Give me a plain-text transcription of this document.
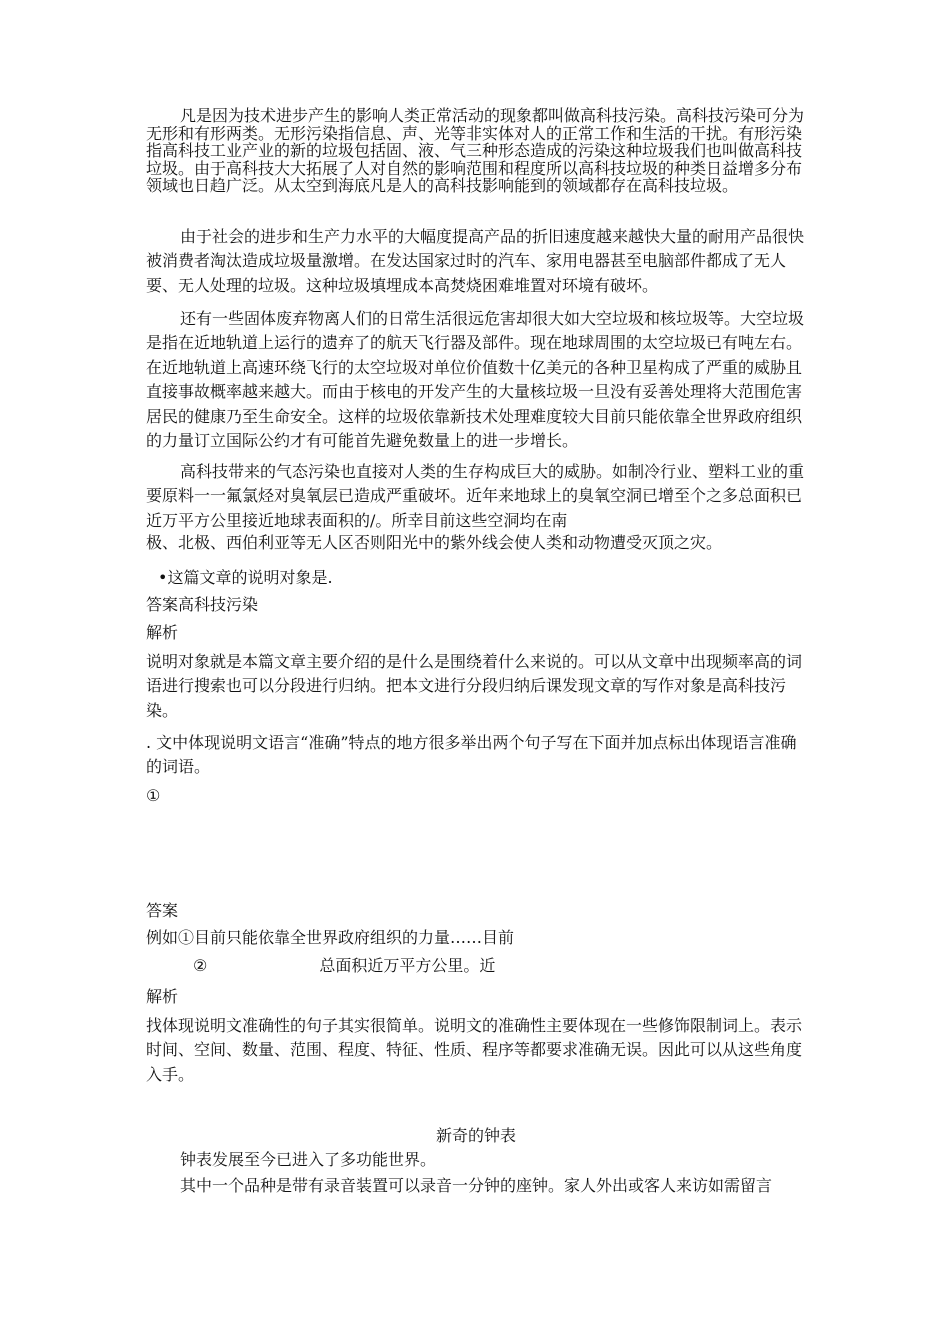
凡是因为技术进步产生的影响人类正常活动的现象都叫做高科技污染。高科技污染可分为无形和有形两类。无形污染指信息、声、光等非实体对人的正常工作和生活的干扰。有形污染指高科技工业产业的新的垃圾包括固、液、气三种形态造成的污染这种垃圾我们也叫做高科技垃圾。由于高科技大大拓展了人对自然的影响范围和程度所以高科技垃圾的种类日益增多分布领域也日趋广泛。从太空到海底凡是人的高科技影响能到的领域都存在高科技垃圾。

由于社会的进步和生产力水平的大幅度提高产品的折旧速度越来越快大量的耐用产品很快被消费者淘汰造成垃圾量激增。在发达国家过时的汽车、家用电器甚至电脑部件都成了无人要、无人处理的垃圾。这种垃圾填埋成本高焚烧困难堆置对环境有破坏。

还有一些固体废弃物离人们的日常生活很远危害却很大如大空垃圾和核垃圾等。大空垃圾是指在近地轨道上运行的遗弃了的航天飞行器及部件。现在地球周围的太空垃圾已有吨左右。在近地轨道上高速环绕飞行的太空垃圾对单位价值数十亿美元的各种卫星构成了严重的威胁且直接事故概率越来越大。而由于核电的开发产生的大量核垃圾一旦没有妥善处理将大范围危害居民的健康乃至生命安全。这样的垃圾依靠新技术处理难度较大目前只能依靠全世界政府组织的力量订立国际公约才有可能首先避免数量上的进一步增长。

高科技带来的气态污染也直接对人类的生存构成巨大的威胁。如制冷行业、塑料工业的重要原料一一氟氯烃对臭氧层已造成严重破坏。近年来地球上的臭氧空洞已增至个之多总面积已近万平方公里接近地球表面积的/。所幸目前这些空洞均在南

极、北极、西伯利亚等无人区否则阳光中的紫外线会使人类和动物遭受灭顶之灾。

•这篇文章的说明对象是.

答案高科技污染

解析

说明对象就是本篇文章主要介绍的是什么是围绕着什么来说的。可以从文章中出现频率高的词语进行搜索也可以分段进行归纳。把本文进行分段归纳后课发现文章的写作对象是高科技污染。

. 文中体现说明文语言“准确”特点的地方很多举出两个句子写在下面并加点标出体现语言准确的词语。

①

答案

例如①目前只能依靠全世界政府组织的力量……目前

②	总面积近万平方公里。近

解析

找体现说明文准确性的句子其实很简单。说明文的准确性主要体现在一些修饰限制词上。表示时间、空间、数量、范围、程度、特征、性质、程序等都要求准确无误。因此可以从这些角度入手。

新奇的钟表

钟表发展至今已进入了多功能世界。

其中一个品种是带有录音装置可以录音一分钟的座钟。家人外出或客人来访如需留言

Written exercise: Give every line above again exactly, with no pictures.

Output of the exercise:
Give me a plain-text transcription of this document.
凡是因为技术进步产生的影响人类正常活动的现象都叫做高科技污染。高科技污染可分为无形和有形两类。无形污染指信息、声、光等非实体对人的正常工作和生活的干扰。有形污染指高科技工业产业的新的垃圾包括固、液、气三种形态造成的污染这种垃圾我们也叫做高科技垃圾。由于高科技大大拓展了人对自然的影响范围和程度所以高科技垃圾的种类日益增多分布领域也日趋广泛。从太空到海底凡是人的高科技影响能到的领域都存在高科技垃圾。

由于社会的进步和生产力水平的大幅度提高产品的折旧速度越来越快大量的耐用产品很快被消费者淘汰造成垃圾量激增。在发达国家过时的汽车、家用电器甚至电脑部件都成了无人要、无人处理的垃圾。这种垃圾填埋成本高焚烧困难堆置对环境有破坏。

还有一些固体废弃物离人们的日常生活很远危害却很大如大空垃圾和核垃圾等。大空垃圾是指在近地轨道上运行的遗弃了的航天飞行器及部件。现在地球周围的太空垃圾已有吨左右。在近地轨道上高速环绕飞行的太空垃圾对单位价值数十亿美元的各种卫星构成了严重的威胁且直接事故概率越来越大。而由于核电的开发产生的大量核垃圾一旦没有妥善处理将大范围危害居民的健康乃至生命安全。这样的垃圾依靠新技术处理难度较大目前只能依靠全世界政府组织的力量订立国际公约才有可能首先避免数量上的进一步增长。

高科技带来的气态污染也直接对人类的生存构成巨大的威胁。如制冷行业、塑料工业的重要原料一一氟氯烃对臭氧层已造成严重破坏。近年来地球上的臭氧空洞已增至个之多总面积已近万平方公里接近地球表面积的/。所幸目前这些空洞均在南

极、北极、西伯利亚等无人区否则阳光中的紫外线会使人类和动物遭受灭顶之灾。

•这篇文章的说明对象是.

答案高科技污染

解析

说明对象就是本篇文章主要介绍的是什么是围绕着什么来说的。可以从文章中出现频率高的词语进行搜索也可以分段进行归纳。把本文进行分段归纳后课发现文章的写作对象是高科技污染。

. 文中体现说明文语言“准确”特点的地方很多举出两个句子写在下面并加点标出体现语言准确的词语。

①

答案

例如①目前只能依靠全世界政府组织的力量……目前

②	总面积近万平方公里。近

解析

找体现说明文准确性的句子其实很简单。说明文的准确性主要体现在一些修饰限制词上。表示时间、空间、数量、范围、程度、特征、性质、程序等都要求准确无误。因此可以从这些角度入手。

新奇的钟表

钟表发展至今已进入了多功能世界。

其中一个品种是带有录音装置可以录音一分钟的座钟。家人外出或客人来访如需留言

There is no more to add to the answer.